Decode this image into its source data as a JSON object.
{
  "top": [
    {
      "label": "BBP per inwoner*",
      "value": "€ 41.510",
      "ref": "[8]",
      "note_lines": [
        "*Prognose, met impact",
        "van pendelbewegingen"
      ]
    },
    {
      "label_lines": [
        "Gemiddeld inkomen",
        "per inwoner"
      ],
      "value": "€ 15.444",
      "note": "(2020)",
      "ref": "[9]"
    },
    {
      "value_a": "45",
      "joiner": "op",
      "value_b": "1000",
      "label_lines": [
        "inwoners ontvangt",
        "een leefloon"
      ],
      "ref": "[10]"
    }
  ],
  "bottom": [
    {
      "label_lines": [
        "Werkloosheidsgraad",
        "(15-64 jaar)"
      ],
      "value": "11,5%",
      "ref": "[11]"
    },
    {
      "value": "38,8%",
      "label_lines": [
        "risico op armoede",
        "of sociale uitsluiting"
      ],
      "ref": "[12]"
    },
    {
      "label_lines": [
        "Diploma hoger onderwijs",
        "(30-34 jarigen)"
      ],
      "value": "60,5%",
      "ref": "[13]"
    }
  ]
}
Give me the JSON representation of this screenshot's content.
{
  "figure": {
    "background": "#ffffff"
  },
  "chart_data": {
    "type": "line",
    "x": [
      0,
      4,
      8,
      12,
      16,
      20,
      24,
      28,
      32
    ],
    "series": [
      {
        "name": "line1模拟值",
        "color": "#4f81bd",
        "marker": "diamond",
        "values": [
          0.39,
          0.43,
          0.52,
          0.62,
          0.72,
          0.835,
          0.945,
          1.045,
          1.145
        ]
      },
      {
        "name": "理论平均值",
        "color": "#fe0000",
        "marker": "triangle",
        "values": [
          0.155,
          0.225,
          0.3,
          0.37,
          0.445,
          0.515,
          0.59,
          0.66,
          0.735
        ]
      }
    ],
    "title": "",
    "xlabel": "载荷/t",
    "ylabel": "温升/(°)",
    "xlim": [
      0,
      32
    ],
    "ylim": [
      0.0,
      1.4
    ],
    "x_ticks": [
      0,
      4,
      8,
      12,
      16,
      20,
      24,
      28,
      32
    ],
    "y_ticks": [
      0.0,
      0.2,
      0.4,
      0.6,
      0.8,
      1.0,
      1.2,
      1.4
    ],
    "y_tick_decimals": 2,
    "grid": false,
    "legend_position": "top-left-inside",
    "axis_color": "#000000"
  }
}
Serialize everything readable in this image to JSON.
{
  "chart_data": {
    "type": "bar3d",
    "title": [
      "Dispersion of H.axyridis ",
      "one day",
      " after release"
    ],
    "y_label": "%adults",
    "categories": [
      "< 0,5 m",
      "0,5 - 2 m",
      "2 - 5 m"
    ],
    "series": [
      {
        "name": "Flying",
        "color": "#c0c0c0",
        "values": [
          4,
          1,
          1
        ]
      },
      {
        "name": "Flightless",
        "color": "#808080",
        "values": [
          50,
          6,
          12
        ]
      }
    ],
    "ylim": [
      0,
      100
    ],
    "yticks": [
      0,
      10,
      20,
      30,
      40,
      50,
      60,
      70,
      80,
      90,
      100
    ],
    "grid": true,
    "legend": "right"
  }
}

• What the exercise asks
Give back exactly the lines that run from the line with "Serialize everything readable" through the close of the material, counting both ends, and nothing more.

• Result for this exercise
Serialize everything readable in this image to JSON.
{
  "chart_data": {
    "type": "bar3d",
    "title": [
      "Dispersion of H.axyridis ",
      "one day",
      " after release"
    ],
    "y_label": "%adults",
    "categories": [
      "< 0,5 m",
      "0,5 - 2 m",
      "2 - 5 m"
    ],
    "series": [
      {
        "name": "Flying",
        "color": "#c0c0c0",
        "values": [
          4,
          1,
          1
        ]
      },
      {
        "name": "Flightless",
        "color": "#808080",
        "values": [
          50,
          6,
          12
        ]
      }
    ],
    "ylim": [
      0,
      100
    ],
    "yticks": [
      0,
      10,
      20,
      30,
      40,
      50,
      60,
      70,
      80,
      90,
      100
    ],
    "grid": true,
    "legend": "right"
  }
}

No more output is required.